Find every line of the listing below where "Create" appears, and copy it.

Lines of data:
______

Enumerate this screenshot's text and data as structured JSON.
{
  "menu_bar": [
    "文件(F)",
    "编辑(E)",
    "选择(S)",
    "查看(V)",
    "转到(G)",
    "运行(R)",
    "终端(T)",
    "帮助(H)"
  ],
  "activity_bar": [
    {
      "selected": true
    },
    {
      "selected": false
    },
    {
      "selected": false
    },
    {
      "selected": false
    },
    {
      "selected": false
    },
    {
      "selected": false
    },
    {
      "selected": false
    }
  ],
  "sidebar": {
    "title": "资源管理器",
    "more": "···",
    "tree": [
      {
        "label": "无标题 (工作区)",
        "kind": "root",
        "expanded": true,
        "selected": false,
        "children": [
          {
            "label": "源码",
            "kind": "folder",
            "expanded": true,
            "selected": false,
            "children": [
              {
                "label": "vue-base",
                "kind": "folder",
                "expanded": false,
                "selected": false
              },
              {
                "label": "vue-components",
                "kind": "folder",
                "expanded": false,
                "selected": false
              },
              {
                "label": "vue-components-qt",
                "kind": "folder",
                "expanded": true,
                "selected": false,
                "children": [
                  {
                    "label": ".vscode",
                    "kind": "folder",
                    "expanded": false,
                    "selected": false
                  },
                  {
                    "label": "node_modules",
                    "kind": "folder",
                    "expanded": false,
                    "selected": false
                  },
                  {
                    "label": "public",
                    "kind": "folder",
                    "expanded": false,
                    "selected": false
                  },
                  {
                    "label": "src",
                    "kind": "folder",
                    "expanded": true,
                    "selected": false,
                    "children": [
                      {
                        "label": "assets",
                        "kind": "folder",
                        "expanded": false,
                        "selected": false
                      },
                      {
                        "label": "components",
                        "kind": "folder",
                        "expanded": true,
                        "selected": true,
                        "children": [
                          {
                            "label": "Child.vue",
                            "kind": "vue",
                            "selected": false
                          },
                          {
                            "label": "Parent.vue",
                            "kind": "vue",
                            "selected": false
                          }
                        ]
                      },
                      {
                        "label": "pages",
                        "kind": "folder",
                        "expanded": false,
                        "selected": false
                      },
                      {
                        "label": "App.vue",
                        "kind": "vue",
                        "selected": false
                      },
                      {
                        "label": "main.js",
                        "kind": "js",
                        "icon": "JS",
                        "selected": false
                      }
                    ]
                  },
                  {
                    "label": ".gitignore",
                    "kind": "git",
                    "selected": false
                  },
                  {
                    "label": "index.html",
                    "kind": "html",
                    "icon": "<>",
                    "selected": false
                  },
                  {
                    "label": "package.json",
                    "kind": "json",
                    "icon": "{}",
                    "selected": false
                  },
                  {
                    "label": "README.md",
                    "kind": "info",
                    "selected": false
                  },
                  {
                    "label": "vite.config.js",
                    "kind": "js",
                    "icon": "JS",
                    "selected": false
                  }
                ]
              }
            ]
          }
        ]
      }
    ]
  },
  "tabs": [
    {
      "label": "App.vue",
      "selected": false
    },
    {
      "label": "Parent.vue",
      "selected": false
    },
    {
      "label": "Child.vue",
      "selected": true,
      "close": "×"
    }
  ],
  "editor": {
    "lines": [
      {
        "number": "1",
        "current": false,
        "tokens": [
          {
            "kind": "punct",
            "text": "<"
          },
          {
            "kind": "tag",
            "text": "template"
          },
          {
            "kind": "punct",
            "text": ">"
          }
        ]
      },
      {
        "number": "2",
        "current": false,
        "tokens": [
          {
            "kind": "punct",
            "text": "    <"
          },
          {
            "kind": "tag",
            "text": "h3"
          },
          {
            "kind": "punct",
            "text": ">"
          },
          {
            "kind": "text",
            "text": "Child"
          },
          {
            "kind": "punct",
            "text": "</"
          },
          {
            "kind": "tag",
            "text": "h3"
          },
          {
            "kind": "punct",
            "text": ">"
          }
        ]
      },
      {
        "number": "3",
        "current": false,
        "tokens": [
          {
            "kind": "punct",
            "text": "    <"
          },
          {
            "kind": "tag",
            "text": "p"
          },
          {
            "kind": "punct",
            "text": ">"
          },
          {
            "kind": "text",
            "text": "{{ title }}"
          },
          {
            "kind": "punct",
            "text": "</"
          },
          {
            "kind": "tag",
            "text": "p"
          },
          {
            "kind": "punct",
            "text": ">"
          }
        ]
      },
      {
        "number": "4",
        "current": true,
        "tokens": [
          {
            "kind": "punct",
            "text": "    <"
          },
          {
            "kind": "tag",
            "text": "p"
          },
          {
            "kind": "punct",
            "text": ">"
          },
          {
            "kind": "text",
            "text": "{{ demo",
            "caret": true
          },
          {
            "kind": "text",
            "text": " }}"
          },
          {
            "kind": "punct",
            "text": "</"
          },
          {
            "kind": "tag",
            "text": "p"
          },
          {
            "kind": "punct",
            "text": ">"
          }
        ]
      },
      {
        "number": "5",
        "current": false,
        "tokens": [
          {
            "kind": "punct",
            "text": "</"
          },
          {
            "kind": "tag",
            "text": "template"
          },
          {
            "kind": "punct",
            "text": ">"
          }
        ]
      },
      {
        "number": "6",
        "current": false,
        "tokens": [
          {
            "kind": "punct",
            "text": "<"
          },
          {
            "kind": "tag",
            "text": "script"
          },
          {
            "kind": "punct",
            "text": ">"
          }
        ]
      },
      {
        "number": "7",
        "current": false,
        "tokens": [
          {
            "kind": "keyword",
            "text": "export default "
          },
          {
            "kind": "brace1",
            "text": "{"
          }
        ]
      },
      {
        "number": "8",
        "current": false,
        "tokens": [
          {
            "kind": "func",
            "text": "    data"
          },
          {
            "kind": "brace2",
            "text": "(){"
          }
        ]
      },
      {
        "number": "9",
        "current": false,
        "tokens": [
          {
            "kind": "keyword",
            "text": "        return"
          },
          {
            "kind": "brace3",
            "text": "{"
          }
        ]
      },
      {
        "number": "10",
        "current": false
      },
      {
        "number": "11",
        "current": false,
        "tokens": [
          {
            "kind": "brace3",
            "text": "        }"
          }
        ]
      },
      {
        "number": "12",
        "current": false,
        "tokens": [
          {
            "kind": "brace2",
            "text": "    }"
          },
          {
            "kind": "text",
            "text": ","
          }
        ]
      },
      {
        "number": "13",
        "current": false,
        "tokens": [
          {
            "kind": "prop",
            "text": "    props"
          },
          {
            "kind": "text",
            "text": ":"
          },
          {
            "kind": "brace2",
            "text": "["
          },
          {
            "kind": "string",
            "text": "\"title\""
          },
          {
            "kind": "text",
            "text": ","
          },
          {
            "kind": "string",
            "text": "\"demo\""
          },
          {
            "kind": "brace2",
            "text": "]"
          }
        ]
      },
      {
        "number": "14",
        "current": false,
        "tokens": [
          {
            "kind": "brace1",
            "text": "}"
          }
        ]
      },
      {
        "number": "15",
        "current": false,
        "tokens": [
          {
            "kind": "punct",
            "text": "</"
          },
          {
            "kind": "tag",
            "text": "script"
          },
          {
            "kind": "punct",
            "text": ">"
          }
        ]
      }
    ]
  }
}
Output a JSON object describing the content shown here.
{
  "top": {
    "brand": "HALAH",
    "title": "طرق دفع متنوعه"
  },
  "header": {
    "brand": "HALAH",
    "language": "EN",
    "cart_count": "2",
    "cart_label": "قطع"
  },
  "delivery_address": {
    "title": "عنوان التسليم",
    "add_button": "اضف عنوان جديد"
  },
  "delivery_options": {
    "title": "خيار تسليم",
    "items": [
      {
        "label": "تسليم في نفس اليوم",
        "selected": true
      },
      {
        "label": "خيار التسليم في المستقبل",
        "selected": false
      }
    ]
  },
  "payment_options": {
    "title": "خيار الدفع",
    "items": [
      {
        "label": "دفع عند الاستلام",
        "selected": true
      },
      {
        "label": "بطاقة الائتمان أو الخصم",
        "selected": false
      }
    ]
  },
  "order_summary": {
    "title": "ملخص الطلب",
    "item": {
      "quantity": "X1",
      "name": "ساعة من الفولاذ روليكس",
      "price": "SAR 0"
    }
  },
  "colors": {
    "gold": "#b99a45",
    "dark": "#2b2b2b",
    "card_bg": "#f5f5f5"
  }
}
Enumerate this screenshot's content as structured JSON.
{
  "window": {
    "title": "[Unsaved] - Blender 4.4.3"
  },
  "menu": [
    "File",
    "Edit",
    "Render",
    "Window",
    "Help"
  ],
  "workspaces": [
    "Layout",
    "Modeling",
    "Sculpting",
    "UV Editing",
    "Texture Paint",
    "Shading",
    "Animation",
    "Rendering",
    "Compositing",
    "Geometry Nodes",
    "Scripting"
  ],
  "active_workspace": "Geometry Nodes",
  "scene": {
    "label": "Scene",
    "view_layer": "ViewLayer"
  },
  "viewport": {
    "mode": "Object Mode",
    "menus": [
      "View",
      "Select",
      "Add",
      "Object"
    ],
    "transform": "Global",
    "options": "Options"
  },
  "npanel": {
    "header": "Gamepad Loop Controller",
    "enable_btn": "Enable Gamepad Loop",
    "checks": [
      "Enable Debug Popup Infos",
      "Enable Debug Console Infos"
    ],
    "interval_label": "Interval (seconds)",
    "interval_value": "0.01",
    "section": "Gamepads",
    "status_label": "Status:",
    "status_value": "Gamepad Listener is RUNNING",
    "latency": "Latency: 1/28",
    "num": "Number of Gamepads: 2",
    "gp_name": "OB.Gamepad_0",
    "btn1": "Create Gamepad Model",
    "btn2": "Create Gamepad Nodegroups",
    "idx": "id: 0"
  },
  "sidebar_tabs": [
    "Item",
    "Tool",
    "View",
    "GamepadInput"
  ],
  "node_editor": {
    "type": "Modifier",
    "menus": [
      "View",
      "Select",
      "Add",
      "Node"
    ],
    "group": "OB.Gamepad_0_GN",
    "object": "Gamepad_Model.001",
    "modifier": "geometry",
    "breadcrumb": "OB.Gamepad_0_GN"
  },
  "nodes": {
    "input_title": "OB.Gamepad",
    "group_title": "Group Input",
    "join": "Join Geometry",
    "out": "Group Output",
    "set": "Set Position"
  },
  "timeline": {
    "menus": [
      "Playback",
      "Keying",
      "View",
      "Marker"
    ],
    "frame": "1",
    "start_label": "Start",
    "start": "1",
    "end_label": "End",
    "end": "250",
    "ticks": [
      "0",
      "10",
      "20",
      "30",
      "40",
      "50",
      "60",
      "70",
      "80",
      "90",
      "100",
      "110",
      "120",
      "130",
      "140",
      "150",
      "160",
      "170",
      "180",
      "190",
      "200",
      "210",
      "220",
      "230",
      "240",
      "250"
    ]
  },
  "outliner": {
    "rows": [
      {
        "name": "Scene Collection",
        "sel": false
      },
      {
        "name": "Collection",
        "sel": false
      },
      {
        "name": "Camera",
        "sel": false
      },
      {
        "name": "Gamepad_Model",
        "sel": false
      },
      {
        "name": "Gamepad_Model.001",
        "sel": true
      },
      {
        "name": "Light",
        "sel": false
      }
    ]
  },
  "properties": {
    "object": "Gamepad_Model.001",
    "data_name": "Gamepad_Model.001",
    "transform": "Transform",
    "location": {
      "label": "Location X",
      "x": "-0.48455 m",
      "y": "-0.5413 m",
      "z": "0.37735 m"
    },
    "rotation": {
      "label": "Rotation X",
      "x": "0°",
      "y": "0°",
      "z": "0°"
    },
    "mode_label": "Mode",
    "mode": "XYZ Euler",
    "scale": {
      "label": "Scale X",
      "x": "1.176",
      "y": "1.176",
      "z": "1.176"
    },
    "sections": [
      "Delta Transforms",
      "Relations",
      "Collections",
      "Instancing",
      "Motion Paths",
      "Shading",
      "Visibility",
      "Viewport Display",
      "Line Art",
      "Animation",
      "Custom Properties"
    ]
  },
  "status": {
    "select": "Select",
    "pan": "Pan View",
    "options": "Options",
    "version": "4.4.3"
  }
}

______

RESPONSE
    "btn1": "Create Gamepad Model",
    "btn2": "Create Gamepad Nodegroups",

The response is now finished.